**Task**
Reproduce the listing word for word. Skip any image.

**Records provided**

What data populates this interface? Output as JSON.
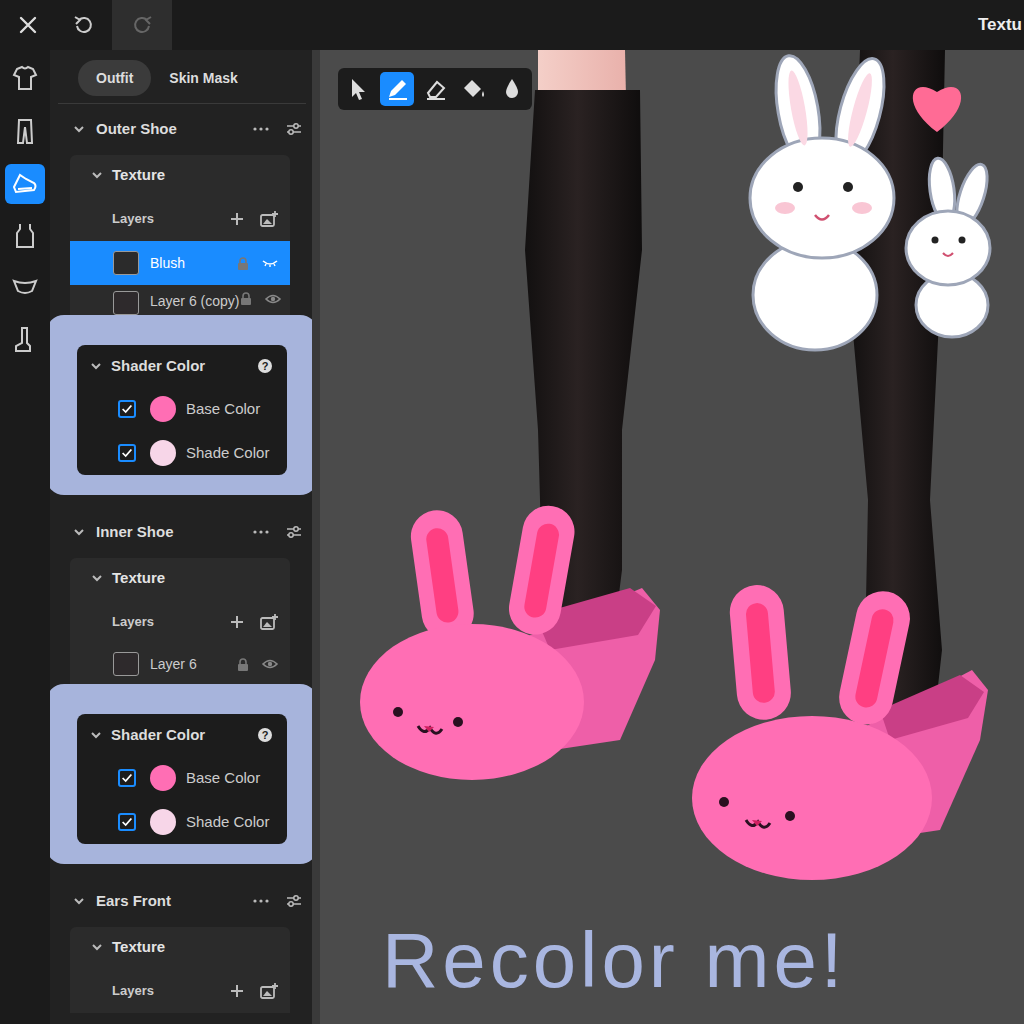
{
  "window": {
    "title": "Textu"
  },
  "rail": [
    {
      "selected": false
    },
    {
      "selected": false
    },
    {
      "selected": true
    },
    {
      "selected": false
    },
    {
      "selected": false
    },
    {
      "selected": false
    }
  ],
  "tabs": [
    {
      "label": "Outfit",
      "selected": true
    },
    {
      "label": "Skin Mask",
      "selected": false
    }
  ],
  "tools": [
    {
      "selected": false
    },
    {
      "selected": true
    },
    {
      "selected": false
    },
    {
      "selected": false
    },
    {
      "selected": false
    }
  ],
  "sections": [
    {
      "title": "Outer Shoe",
      "texture": {
        "title": "Texture",
        "layers_label": "Layers",
        "layers": [
          {
            "name": "Blush",
            "selected": true,
            "visible": false,
            "color": "#2b2b2b"
          },
          {
            "name": "Layer 6 (copy)",
            "selected": false,
            "visible": true,
            "color": "#2e2a2c"
          }
        ]
      },
      "shader": {
        "title": "Shader Color",
        "colors": [
          {
            "label": "Base Color",
            "checked": true,
            "color": "#ff6eb4"
          },
          {
            "label": "Shade Color",
            "checked": true,
            "color": "#f7d6e8"
          }
        ]
      }
    },
    {
      "title": "Inner Shoe",
      "texture": {
        "title": "Texture",
        "layers_label": "Layers",
        "layers": [
          {
            "name": "Layer 6",
            "selected": false,
            "visible": true,
            "color": "#2e2a2c"
          }
        ]
      },
      "shader": {
        "title": "Shader Color",
        "colors": [
          {
            "label": "Base Color",
            "checked": true,
            "color": "#ff6eb4"
          },
          {
            "label": "Shade Color",
            "checked": true,
            "color": "#f7d6e8"
          }
        ]
      }
    },
    {
      "title": "Ears Front",
      "texture": {
        "title": "Texture",
        "layers_label": "Layers",
        "layers": []
      }
    }
  ],
  "annotation": {
    "text": "Recolor me!"
  }
}
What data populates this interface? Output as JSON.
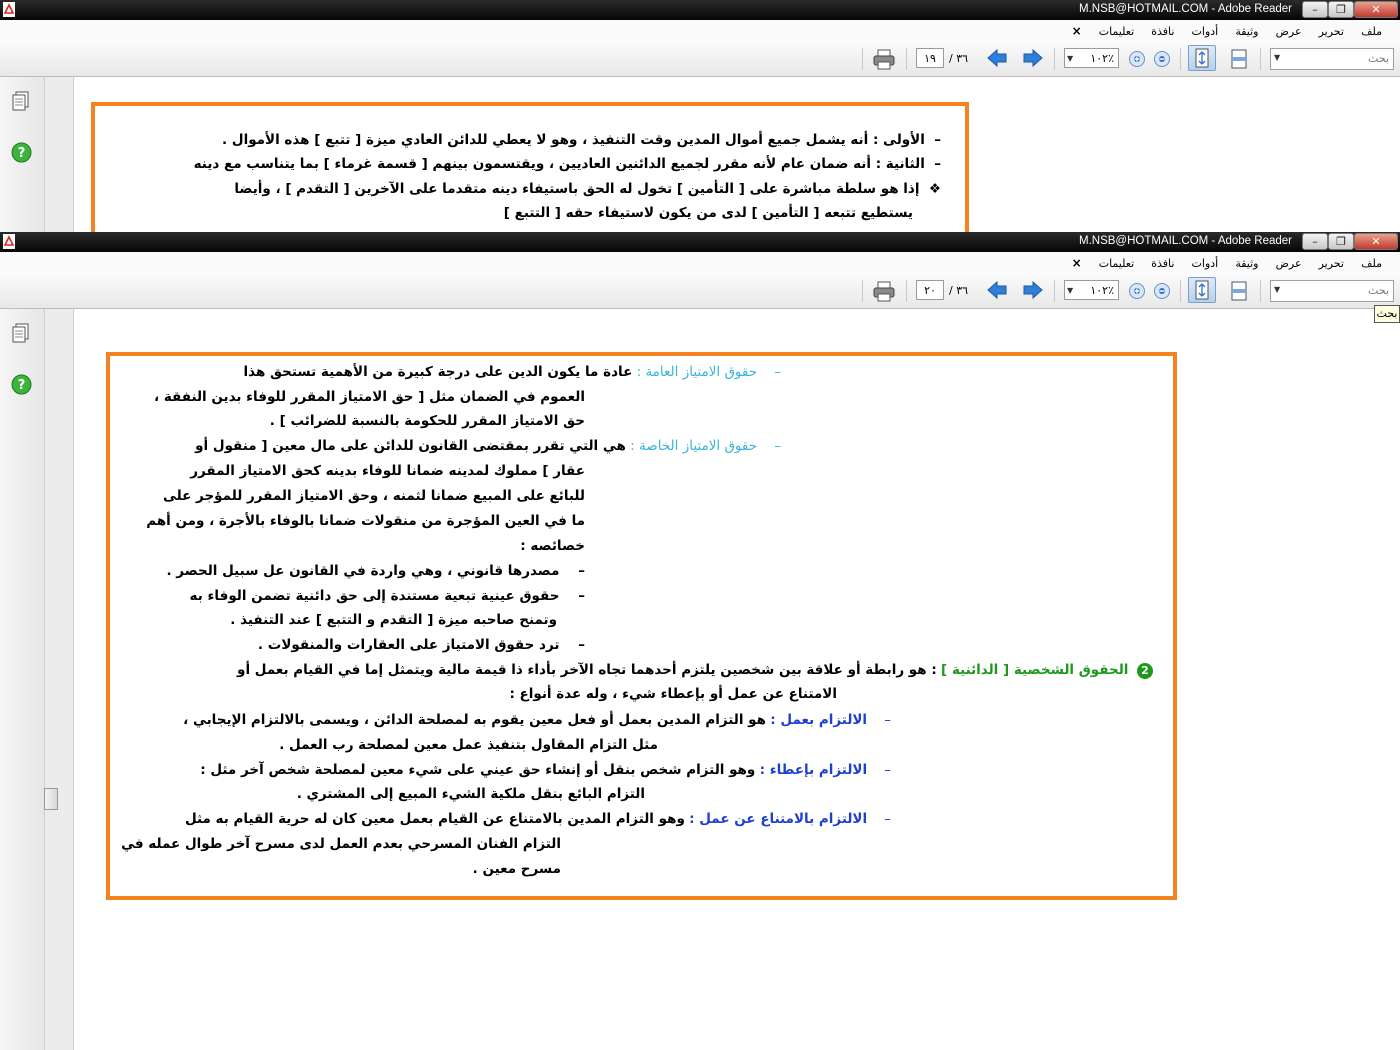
{
  "window1": {
    "title": "M.NSB@HOTMAIL.COM - Adobe Reader",
    "menu": [
      "ملف",
      "تحرير",
      "عرض",
      "وثيقة",
      "أدوات",
      "نافذة",
      "تعليمات"
    ],
    "close_doc": "×",
    "page_current": "١٩",
    "page_total": "/ ٣٦",
    "zoom": "١٠٢٪",
    "search_placeholder": "بحث",
    "lines": [
      {
        "bullet": "–",
        "text": "الأولى : أنه يشمل جميع أموال المدين وقت التنفيذ ، وهو لا يعطي للدائن العادي ميزة [ تتبع ] هذه الأموال ."
      },
      {
        "bullet": "–",
        "text": "الثانية : أنه ضمان عام لأنه مقرر لجميع الدائنين العاديين ، ويقتسمون بينهم [ قسمة غرماء ] بما يتناسب مع دينه"
      },
      {
        "bullet": "❖",
        "text": "إذا هو سلطة مباشرة على [ التأمين ] تخول له الحق باستيفاء دينه متقدما على الآخرين [ التقدم ] ، وأيضا"
      },
      {
        "bullet": "",
        "text": "يستطيع تتبعه [ التأمين ] لدى من يكون لاستيفاء حقه [ التتبع ]"
      }
    ]
  },
  "window2": {
    "title": "M.NSB@HOTMAIL.COM - Adobe Reader",
    "menu": [
      "ملف",
      "تحرير",
      "عرض",
      "وثيقة",
      "أدوات",
      "نافذة",
      "تعليمات"
    ],
    "close_doc": "×",
    "page_current": "٢٠",
    "page_total": "/ ٣٦",
    "zoom": "١٠٢٪",
    "search_placeholder": "بحث",
    "tooltip": "بحث",
    "content": {
      "l1_bullet": "–",
      "l1_head": "حقوق الامتياز العامة :",
      "l1_text": "عادة ما يكون الدين على درجة كبيرة من الأهمية تستحق هذا",
      "l2": "العموم في الضمان مثل [ حق الامتياز المقرر للوفاء بدين النفقة ،",
      "l3": "حق الامتياز المقرر للحكومة بالنسبة للضرائب ] .",
      "l4_bullet": "–",
      "l4_head": "حقوق الامتياز الخاصة :",
      "l4_text": "هي التي تقرر بمقتضى القانون للدائن على مال معين [ منقول أو",
      "l5": "عقار ] مملوك لمدينه ضمانا للوفاء بدينه كحق الامتياز المقرر",
      "l6": "للبائع على المبيع ضمانا لثمنه ، وحق الامتياز المقرر للمؤجر على",
      "l7": "ما في العين المؤجرة من منقولات ضمانا بالوفاء بالأجرة ، ومن أهم",
      "l8": "خصائصه :",
      "l9_bullet": "–",
      "l9": "مصدرها قانوني ، وهي واردة في القانون عل سبيل الحصر .",
      "l10_bullet": "–",
      "l10": "حقوق عينية تبعية مستندة إلى حق دائنية تضمن الوفاء به",
      "l11": "وتمنح صاحبه ميزة [ التقدم و التتبع ] عند التنفيذ .",
      "l12_bullet": "–",
      "l12": "ترد حقوق الامتياز على العقارات والمنقولات .",
      "l13_num": "2",
      "l13_head": "الحقوق الشخصية [ الدائنية ]",
      "l13_text": ": هو رابطة أو علاقة بين شخصين يلتزم أحدهما تجاه الآخر بأداء ذا قيمة مالية ويتمثل إما في القيام بعمل أو",
      "l14": "الامتناع عن عمل أو بإعطاء شيء ، وله عدة أنواع :",
      "l15_bullet": "–",
      "l15_head": "الالتزام بعمل :",
      "l15_text": "هو التزام المدين بعمل أو فعل معين يقوم به لمصلحة الدائن ، ويسمى بالالتزام الإيجابي ،",
      "l16": "مثل التزام المقاول بتنفيذ عمل معين لمصلحة رب العمل .",
      "l17_bullet": "–",
      "l17_head": "الالتزام بإعطاء :",
      "l17_text": "وهو التزام شخص بنقل أو إنشاء حق عيني على شيء معين لمصلحة شخص آخر مثل :",
      "l18": "التزام البائع بنقل ملكية الشيء المبيع إلى المشتري .",
      "l19_bullet": "–",
      "l19_head": "الالتزام بالامتناع عن عمل :",
      "l19_text": "وهو التزام المدين بالامتناع عن القيام بعمل معين كان له حرية القيام به مثل",
      "l20": "التزام الفنان المسرحي بعدم العمل لدى مسرح آخر طوال عمله في",
      "l21": "مسرح معين ."
    }
  },
  "colors": {
    "accent_border": "#f58220",
    "heading_cyan": "#3ab6d4",
    "heading_blue": "#1f3fd0",
    "heading_green": "#1d9a1d"
  }
}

**Exercise result**
What data populates this interface? Output as JSON.
{
  "window": {
    "title": "Textu"
  },
  "rail": [
    {
      "selected": false
    },
    {
      "selected": false
    },
    {
      "selected": true
    },
    {
      "selected": false
    },
    {
      "selected": false
    },
    {
      "selected": false
    }
  ],
  "tabs": [
    {
      "label": "Outfit",
      "selected": true
    },
    {
      "label": "Skin Mask",
      "selected": false
    }
  ],
  "tools": [
    {
      "selected": false
    },
    {
      "selected": true
    },
    {
      "selected": false
    },
    {
      "selected": false
    },
    {
      "selected": false
    }
  ],
  "sections": [
    {
      "title": "Outer Shoe",
      "texture": {
        "title": "Texture",
        "layers_label": "Layers",
        "layers": [
          {
            "name": "Blush",
            "selected": true,
            "visible": false,
            "color": "#2b2b2b"
          },
          {
            "name": "Layer 6 (copy)",
            "selected": false,
            "visible": true,
            "color": "#2e2a2c"
          }
        ]
      },
      "shader": {
        "title": "Shader Color",
        "colors": [
          {
            "label": "Base Color",
            "checked": true,
            "color": "#ff6eb4"
          },
          {
            "label": "Shade Color",
            "checked": true,
            "color": "#f7d6e8"
          }
        ]
      }
    },
    {
      "title": "Inner Shoe",
      "texture": {
        "title": "Texture",
        "layers_label": "Layers",
        "layers": [
          {
            "name": "Layer 6",
            "selected": false,
            "visible": true,
            "color": "#2e2a2c"
          }
        ]
      },
      "shader": {
        "title": "Shader Color",
        "colors": [
          {
            "label": "Base Color",
            "checked": true,
            "color": "#ff6eb4"
          },
          {
            "label": "Shade Color",
            "checked": true,
            "color": "#f7d6e8"
          }
        ]
      }
    },
    {
      "title": "Ears Front",
      "texture": {
        "title": "Texture",
        "layers_label": "Layers",
        "layers": []
      }
    }
  ],
  "annotation": {
    "text": "Recolor me!"
  }
}
What data populates this interface? Output as JSON.
{
  "window1": {
    "title": "M.NSB@HOTMAIL.COM - Adobe Reader",
    "menu": [
      "ملف",
      "تحرير",
      "عرض",
      "وثيقة",
      "أدوات",
      "نافذة",
      "تعليمات"
    ],
    "close_doc": "×",
    "page_current": "١٩",
    "page_total": "/ ٣٦",
    "zoom": "١٠٢٪",
    "search_placeholder": "بحث",
    "lines": [
      {
        "bullet": "–",
        "text": "الأولى : أنه يشمل جميع أموال المدين وقت التنفيذ ، وهو لا يعطي للدائن العادي ميزة [ تتبع ] هذه الأموال ."
      },
      {
        "bullet": "–",
        "text": "الثانية : أنه ضمان عام لأنه مقرر لجميع الدائنين العاديين ، ويقتسمون بينهم [ قسمة غرماء ] بما يتناسب مع دينه"
      },
      {
        "bullet": "❖",
        "text": "إذا هو سلطة مباشرة على [ التأمين ] تخول له الحق باستيفاء دينه متقدما على الآخرين [ التقدم ] ، وأيضا"
      },
      {
        "bullet": "",
        "text": "يستطيع تتبعه [ التأمين ] لدى من يكون لاستيفاء حقه [ التتبع ]"
      }
    ]
  },
  "window2": {
    "title": "M.NSB@HOTMAIL.COM - Adobe Reader",
    "menu": [
      "ملف",
      "تحرير",
      "عرض",
      "وثيقة",
      "أدوات",
      "نافذة",
      "تعليمات"
    ],
    "close_doc": "×",
    "page_current": "٢٠",
    "page_total": "/ ٣٦",
    "zoom": "١٠٢٪",
    "search_placeholder": "بحث",
    "tooltip": "بحث",
    "content": {
      "l1_bullet": "–",
      "l1_head": "حقوق الامتياز العامة :",
      "l1_text": "عادة ما يكون الدين على درجة كبيرة من الأهمية تستحق هذا",
      "l2": "العموم في الضمان مثل [ حق الامتياز المقرر للوفاء بدين النفقة ،",
      "l3": "حق الامتياز المقرر للحكومة بالنسبة للضرائب ] .",
      "l4_bullet": "–",
      "l4_head": "حقوق الامتياز الخاصة :",
      "l4_text": "هي التي تقرر بمقتضى القانون للدائن على مال معين [ منقول أو",
      "l5": "عقار ] مملوك لمدينه ضمانا للوفاء بدينه كحق الامتياز المقرر",
      "l6": "للبائع على المبيع ضمانا لثمنه ، وحق الامتياز المقرر للمؤجر على",
      "l7": "ما في العين المؤجرة من منقولات ضمانا بالوفاء بالأجرة ، ومن أهم",
      "l8": "خصائصه :",
      "l9_bullet": "–",
      "l9": "مصدرها قانوني ، وهي واردة في القانون عل سبيل الحصر .",
      "l10_bullet": "–",
      "l10": "حقوق عينية تبعية مستندة إلى حق دائنية تضمن الوفاء به",
      "l11": "وتمنح صاحبه ميزة [ التقدم و التتبع ] عند التنفيذ .",
      "l12_bullet": "–",
      "l12": "ترد حقوق الامتياز على العقارات والمنقولات .",
      "l13_num": "2",
      "l13_head": "الحقوق الشخصية [ الدائنية ]",
      "l13_text": ": هو رابطة أو علاقة بين شخصين يلتزم أحدهما تجاه الآخر بأداء ذا قيمة مالية ويتمثل إما في القيام بعمل أو",
      "l14": "الامتناع عن عمل أو بإعطاء شيء ، وله عدة أنواع :",
      "l15_bullet": "–",
      "l15_head": "الالتزام بعمل :",
      "l15_text": "هو التزام المدين بعمل أو فعل معين يقوم به لمصلحة الدائن ، ويسمى بالالتزام الإيجابي ،",
      "l16": "مثل التزام المقاول بتنفيذ عمل معين لمصلحة رب العمل .",
      "l17_bullet": "–",
      "l17_head": "الالتزام بإعطاء :",
      "l17_text": "وهو التزام شخص بنقل أو إنشاء حق عيني على شيء معين لمصلحة شخص آخر مثل :",
      "l18": "التزام البائع بنقل ملكية الشيء المبيع إلى المشتري .",
      "l19_bullet": "–",
      "l19_head": "الالتزام بالامتناع عن عمل :",
      "l19_text": "وهو التزام المدين بالامتناع عن القيام بعمل معين كان له حرية القيام به مثل",
      "l20": "التزام الفنان المسرحي بعدم العمل لدى مسرح آخر طوال عمله في",
      "l21": "مسرح معين ."
    }
  },
  "colors": {
    "accent_border": "#f58220",
    "heading_cyan": "#3ab6d4",
    "heading_blue": "#1f3fd0",
    "heading_green": "#1d9a1d"
  }
}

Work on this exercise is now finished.